● RECORD SET:
....................
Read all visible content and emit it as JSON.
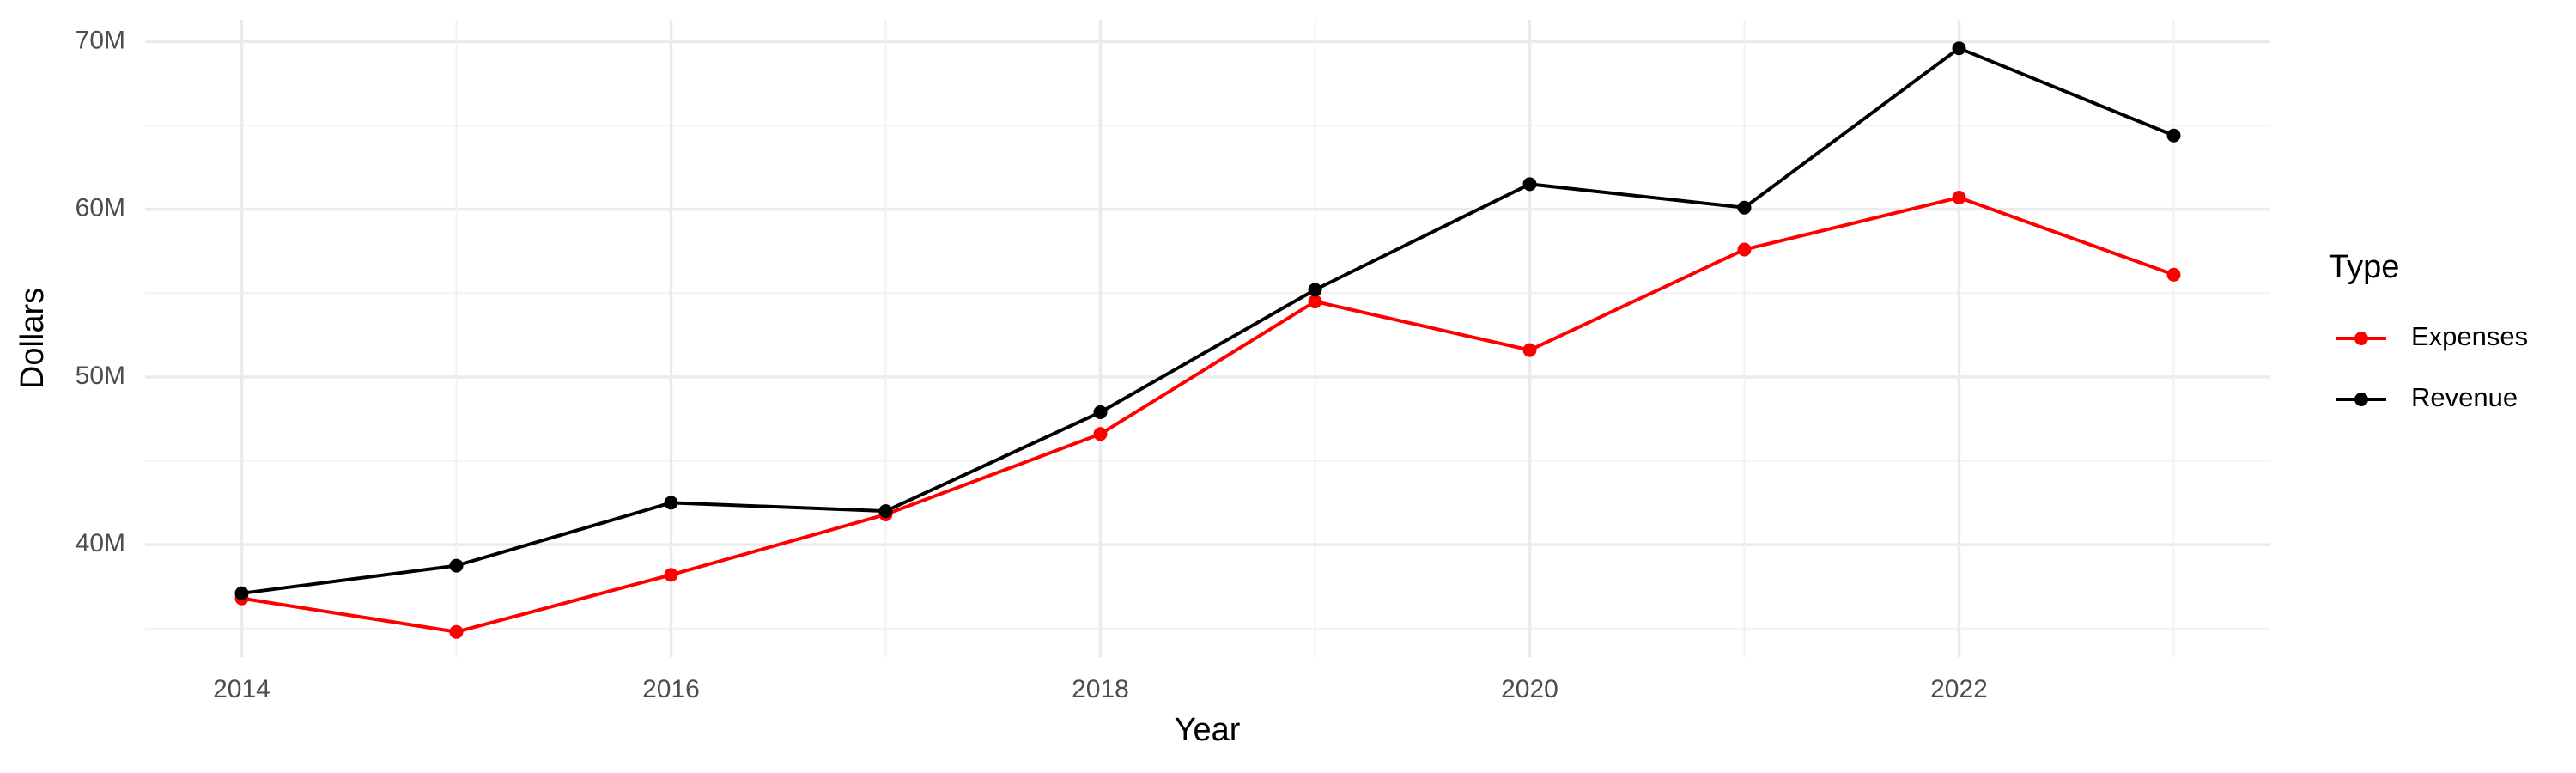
{
  "chart_data": {
    "type": "line",
    "x_label": "Year",
    "y_label": "Dollars",
    "x": [
      2014,
      2015,
      2016,
      2017,
      2018,
      2019,
      2020,
      2021,
      2022,
      2023
    ],
    "series": [
      {
        "name": "Expenses",
        "color": "#ff0000",
        "values": [
          36800000,
          34800000,
          38200000,
          41800000,
          46600000,
          54500000,
          51600000,
          57600000,
          60700000,
          56100000
        ]
      },
      {
        "name": "Revenue",
        "color": "#000000",
        "values": [
          37100000,
          38750000,
          42500000,
          42000000,
          47900000,
          55200000,
          61500000,
          60100000,
          69600000,
          64400000
        ]
      }
    ],
    "xlim": [
      2013.55,
      2023.45
    ],
    "xticks": [
      2014,
      2016,
      2018,
      2020,
      2022
    ],
    "ylim": [
      33300000,
      71300000
    ],
    "yticks": [
      {
        "value": 40000000,
        "label": "40M"
      },
      {
        "value": 50000000,
        "label": "50M"
      },
      {
        "value": 60000000,
        "label": "60M"
      },
      {
        "value": 70000000,
        "label": "70M"
      }
    ],
    "grid": true,
    "legend_title": "Type",
    "legend_position": "right"
  }
}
....................
● WHAT THE EXERCISE ASKS:
Omit every image. Quote each record exactly.

● FULL SOLUTION:
Read all visible content and emit it as JSON.
{
  "chart_data": {
    "type": "line",
    "x_label": "Year",
    "y_label": "Dollars",
    "x": [
      2014,
      2015,
      2016,
      2017,
      2018,
      2019,
      2020,
      2021,
      2022,
      2023
    ],
    "series": [
      {
        "name": "Expenses",
        "color": "#ff0000",
        "values": [
          36800000,
          34800000,
          38200000,
          41800000,
          46600000,
          54500000,
          51600000,
          57600000,
          60700000,
          56100000
        ]
      },
      {
        "name": "Revenue",
        "color": "#000000",
        "values": [
          37100000,
          38750000,
          42500000,
          42000000,
          47900000,
          55200000,
          61500000,
          60100000,
          69600000,
          64400000
        ]
      }
    ],
    "xlim": [
      2013.55,
      2023.45
    ],
    "xticks": [
      2014,
      2016,
      2018,
      2020,
      2022
    ],
    "ylim": [
      33300000,
      71300000
    ],
    "yticks": [
      {
        "value": 40000000,
        "label": "40M"
      },
      {
        "value": 50000000,
        "label": "50M"
      },
      {
        "value": 60000000,
        "label": "60M"
      },
      {
        "value": 70000000,
        "label": "70M"
      }
    ],
    "grid": true,
    "legend_title": "Type",
    "legend_position": "right"
  }
}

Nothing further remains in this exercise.